> [Challenge] From the Georgian hyphenation library page, reproduce the passage from "Project description" to "(double consonant splitting)" without changing a character.

> [Passage to read]
Skip to main content

Georgian Language Hyphenation Library v2.2.6 - Preserves compound word hyphens

Project description

Georgian Hyphenation

PyPI version Python versions License: MIT

Georgian Language Hyphenation Library - Fast, accurate syllabification for Georgian (ქართული) text with support for Python 3.7+.

Features

  • Accurate Georgian syllabification based on phonetic rules
  • Harmonic consonant clusters recognition (ბრ, გრ, კრ, etc.)
  • Gemination handling (double consonant splitting)
  • Exception dictionary for irregular words
  • Preserves compound word hyphens (new in v2.2.5)

> [Data excerpts]
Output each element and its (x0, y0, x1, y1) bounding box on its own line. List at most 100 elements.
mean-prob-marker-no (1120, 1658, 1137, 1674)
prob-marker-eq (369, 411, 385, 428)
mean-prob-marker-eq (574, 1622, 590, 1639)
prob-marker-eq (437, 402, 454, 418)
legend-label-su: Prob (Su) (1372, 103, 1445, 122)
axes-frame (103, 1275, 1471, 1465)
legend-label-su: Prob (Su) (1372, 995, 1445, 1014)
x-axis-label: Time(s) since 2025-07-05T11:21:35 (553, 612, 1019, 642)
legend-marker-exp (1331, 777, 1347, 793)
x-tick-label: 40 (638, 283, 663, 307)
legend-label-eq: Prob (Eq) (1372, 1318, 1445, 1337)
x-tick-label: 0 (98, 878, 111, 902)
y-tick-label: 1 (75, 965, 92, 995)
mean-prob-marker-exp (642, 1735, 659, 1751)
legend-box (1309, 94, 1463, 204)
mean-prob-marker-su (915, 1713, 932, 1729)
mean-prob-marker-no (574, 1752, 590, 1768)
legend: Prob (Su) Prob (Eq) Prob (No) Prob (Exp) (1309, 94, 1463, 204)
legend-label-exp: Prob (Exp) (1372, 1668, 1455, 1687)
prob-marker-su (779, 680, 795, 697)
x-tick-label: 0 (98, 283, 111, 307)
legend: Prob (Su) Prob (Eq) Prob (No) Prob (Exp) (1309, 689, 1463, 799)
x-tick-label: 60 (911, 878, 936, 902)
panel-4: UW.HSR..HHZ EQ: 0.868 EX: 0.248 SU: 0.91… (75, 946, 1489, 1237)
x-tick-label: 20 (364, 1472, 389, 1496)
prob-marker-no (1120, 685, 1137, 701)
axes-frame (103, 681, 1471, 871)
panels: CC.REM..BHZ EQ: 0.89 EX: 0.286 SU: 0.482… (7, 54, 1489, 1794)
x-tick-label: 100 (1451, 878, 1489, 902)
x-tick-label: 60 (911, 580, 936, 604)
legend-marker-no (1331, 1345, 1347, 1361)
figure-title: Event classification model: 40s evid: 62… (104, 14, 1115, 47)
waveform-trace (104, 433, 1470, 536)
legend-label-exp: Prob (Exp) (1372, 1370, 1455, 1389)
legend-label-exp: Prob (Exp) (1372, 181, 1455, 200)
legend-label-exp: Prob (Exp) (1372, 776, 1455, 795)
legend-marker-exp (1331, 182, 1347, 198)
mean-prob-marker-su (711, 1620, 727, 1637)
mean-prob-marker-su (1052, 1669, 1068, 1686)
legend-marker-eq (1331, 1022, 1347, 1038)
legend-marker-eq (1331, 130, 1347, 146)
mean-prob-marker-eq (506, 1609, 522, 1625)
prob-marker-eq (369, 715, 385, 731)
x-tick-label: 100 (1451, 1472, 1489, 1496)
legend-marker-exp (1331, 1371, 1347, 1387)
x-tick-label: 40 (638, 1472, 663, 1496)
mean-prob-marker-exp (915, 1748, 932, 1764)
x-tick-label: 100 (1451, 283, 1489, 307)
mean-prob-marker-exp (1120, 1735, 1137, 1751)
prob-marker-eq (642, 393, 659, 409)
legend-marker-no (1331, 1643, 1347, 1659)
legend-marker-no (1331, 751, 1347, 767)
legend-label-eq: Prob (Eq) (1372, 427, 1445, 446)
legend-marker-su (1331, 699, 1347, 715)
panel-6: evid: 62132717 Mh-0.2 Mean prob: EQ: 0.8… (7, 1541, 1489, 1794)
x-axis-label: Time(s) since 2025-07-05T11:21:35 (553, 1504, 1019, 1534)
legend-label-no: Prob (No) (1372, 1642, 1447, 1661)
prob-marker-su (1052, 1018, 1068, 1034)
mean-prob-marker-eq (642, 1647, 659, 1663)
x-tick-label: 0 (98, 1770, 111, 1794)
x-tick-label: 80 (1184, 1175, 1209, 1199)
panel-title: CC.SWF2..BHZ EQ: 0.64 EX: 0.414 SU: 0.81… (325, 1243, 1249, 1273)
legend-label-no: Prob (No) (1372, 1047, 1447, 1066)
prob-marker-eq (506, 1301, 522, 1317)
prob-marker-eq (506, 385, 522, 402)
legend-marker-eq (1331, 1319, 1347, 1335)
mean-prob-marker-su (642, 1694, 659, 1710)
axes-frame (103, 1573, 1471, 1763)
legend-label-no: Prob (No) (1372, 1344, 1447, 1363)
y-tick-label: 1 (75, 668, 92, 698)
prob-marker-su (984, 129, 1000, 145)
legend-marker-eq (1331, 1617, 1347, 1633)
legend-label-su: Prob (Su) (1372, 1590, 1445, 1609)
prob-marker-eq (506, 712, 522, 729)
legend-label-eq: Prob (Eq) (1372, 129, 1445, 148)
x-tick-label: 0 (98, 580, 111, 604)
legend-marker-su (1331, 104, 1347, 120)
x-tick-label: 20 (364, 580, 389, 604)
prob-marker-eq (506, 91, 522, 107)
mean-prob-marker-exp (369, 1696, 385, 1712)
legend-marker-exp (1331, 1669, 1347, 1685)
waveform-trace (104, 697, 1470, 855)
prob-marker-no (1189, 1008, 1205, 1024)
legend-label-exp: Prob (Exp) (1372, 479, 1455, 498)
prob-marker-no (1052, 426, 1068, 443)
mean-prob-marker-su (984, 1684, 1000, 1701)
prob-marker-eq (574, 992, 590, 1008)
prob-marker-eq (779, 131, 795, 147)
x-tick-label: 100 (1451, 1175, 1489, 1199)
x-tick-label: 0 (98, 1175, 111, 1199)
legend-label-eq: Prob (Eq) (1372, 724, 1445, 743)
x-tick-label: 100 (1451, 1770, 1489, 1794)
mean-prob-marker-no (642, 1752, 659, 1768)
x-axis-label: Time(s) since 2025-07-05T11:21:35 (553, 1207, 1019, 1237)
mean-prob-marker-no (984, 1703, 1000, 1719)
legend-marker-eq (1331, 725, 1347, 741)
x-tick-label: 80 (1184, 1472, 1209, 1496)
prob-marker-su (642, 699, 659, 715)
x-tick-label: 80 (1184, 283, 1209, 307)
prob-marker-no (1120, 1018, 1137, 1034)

> [The result]
Project description

Georgian Hyphenation

PyPI version Python versions License: MIT

Georgian Language Hyphenation Library - Fast, accurate syllabification for Georgian (ქართული) text with support for Python 3.7+.

Features

  • Accurate Georgian syllabification based on phonetic rules
  • Harmonic consonant clusters recognition (ბრ, გრ, კრ, etc.)
  • Gemination handling (double consonant splitting)